GIVEN DATA:

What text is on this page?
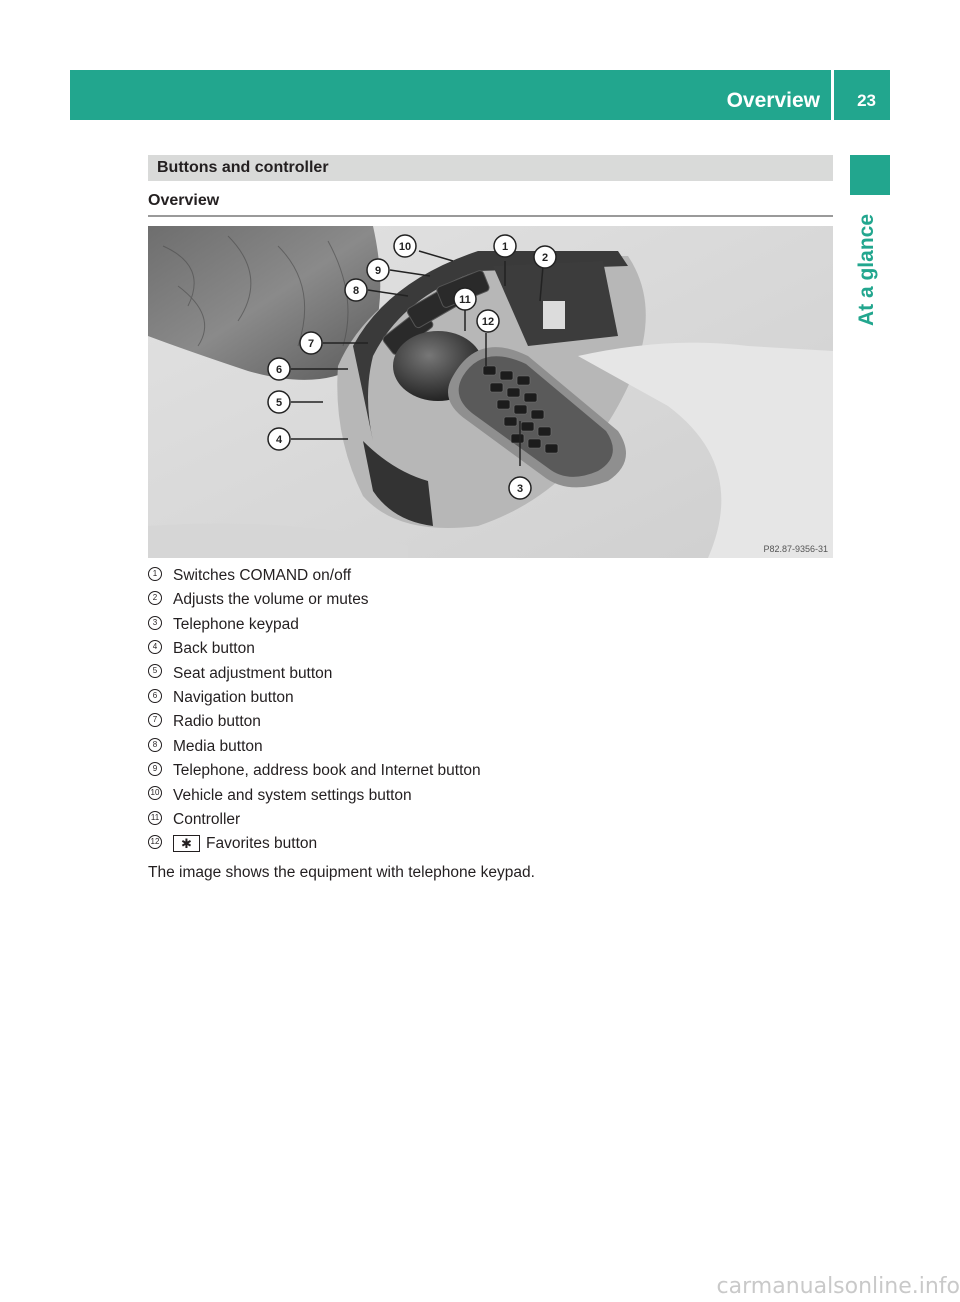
Overview 23
At a glance
Buttons and controller
Overview
1
2
3
4
5
6
7
8
9
10
11
12
P82.87-9356-31
1 Switches COMAND on/off
2 Adjusts the volume or mutes
3 Telephone keypad
4 Back button
5 Seat adjustment button
6 Navigation button
7 Radio button
8 Media button
9 Telephone, address book and Internet button
10 Vehicle and system settings button
11 Controller
12 ✱ Favorites button
The image shows the equipment with telephone keypad.
carmanualsonline.info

EXERCISE INSTRUCTIONS:
Check each line of the records above for the string "keypad", and report every line that has it.

EXPECTED ANSWER:
3 Telephone keypad
The image shows the equipment with telephone keypad.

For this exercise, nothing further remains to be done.